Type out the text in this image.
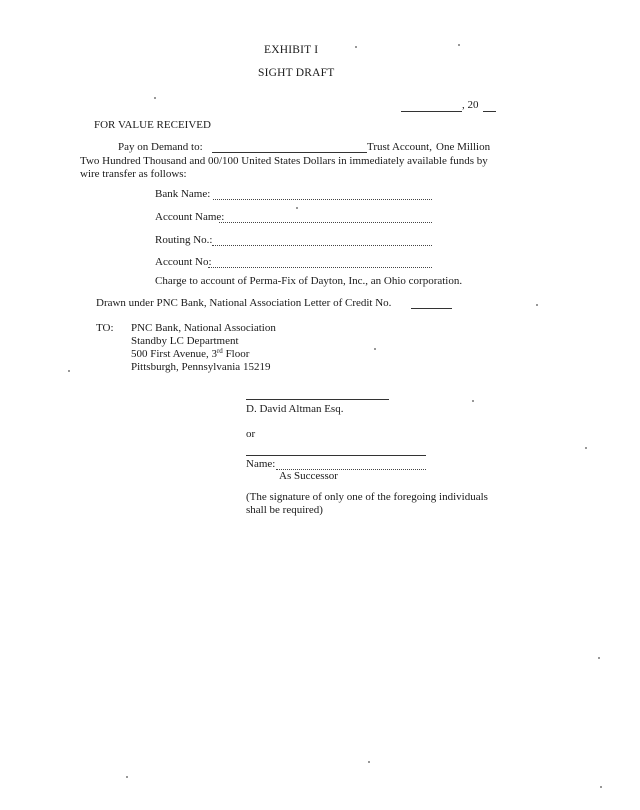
EXHIBIT I
SIGHT DRAFT
, 20
FOR VALUE RECEIVED
Pay on Demand to:	Trust Account, One Million
Two Hundred Thousand and 00/100 United States Dollars in immediately available funds by
wire transfer as follows:
Bank Name:
Account Name:
Routing No.:
Account No:
Charge to account of Perma-Fix of Dayton, Inc., an Ohio corporation.
Drawn under PNC Bank, National Association Letter of Credit No.
TO: PNC Bank, National Association
Standby LC Department
500 First Avenue, 3rd Floor
Pittsburgh, Pennsylvania 15219
D. David Altman Esq.
or
Name:
As Successor
(The signature of only one of the foregoing individuals
shall be required)
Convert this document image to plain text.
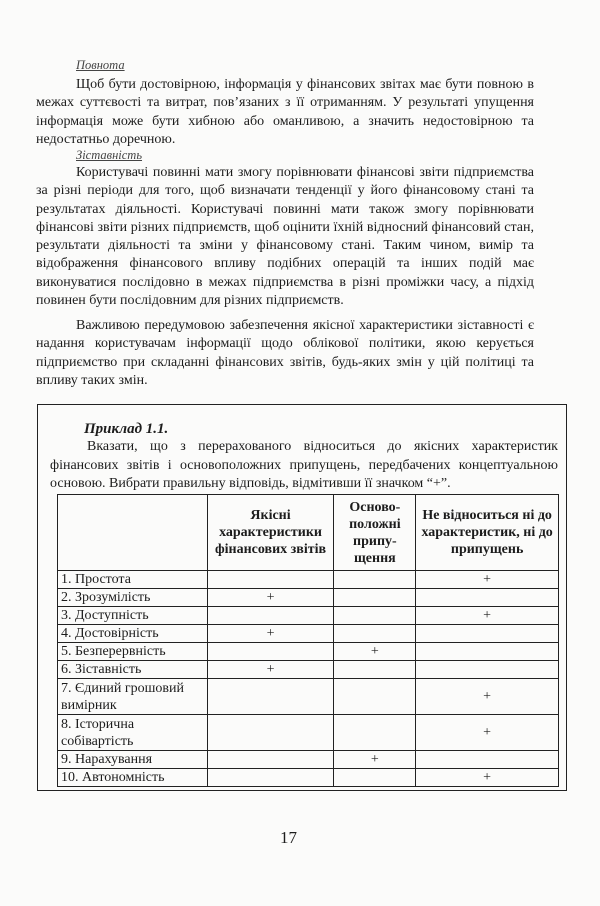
Повнота

Щоб бути достовірною, інформація у фінансових звітах має бути повною в межах суттєвості та витрат, пов’язаних з її отриманням. У результаті упущення інформація може бути хибною або оманливою, а значить недостовірною та недостатньо доречною.

Зіставність

Користувачі повинні мати змогу порівнювати фінансові звіти підприємства за різні періоди для того, щоб визначати тенденції у його фінансовому стані та результатах діяльності. Користувачі повинні мати також змогу порівнювати фінансові звіти різних підприємств, щоб оцінити їхній відносний фінансовий стан, результати діяльності та зміни у фінансовому стані. Таким чином, вимір та відображення фінансового впливу подібних операцій та інших подій має виконуватися послідовно в межах підприємства в різні проміжки часу, а підхід повинен бути послідовним для різних підприємств.

Важливою передумовою забезпечення якісної характеристики зіставності є надання користувачам інформації щодо облікової політики, якою керується підприємство при складанні фінансових звітів, будь-яких змін у цій політиці та впливу таких змін.

Приклад 1.1.

Вказати, що з перерахованого відноситься до якісних характеристик фінансових звітів і основоположних припущень, передбачених концептуальною основою. Вибрати правильну відповідь, відмітивши її значком “+”.

	Якісні характеристики фінансових звітів	Осново-положні припу-щення	Не відноситься ні до характеристик, ні до припущень
1. Простота			+
2. Зрозумілість	+		
3. Доступність			+
4. Достовірність	+		
5. Безперервність		+	
6. Зіставність	+		
7. Єдиний грошовий вимірник			+
8. Історична собівартість			+
9. Нарахування		+	
10. Автономність			+
17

--------------------------------------------------

Pick out and copy every line that contains the word "this".

Type out the text in this image.
Convert this document image to plain text.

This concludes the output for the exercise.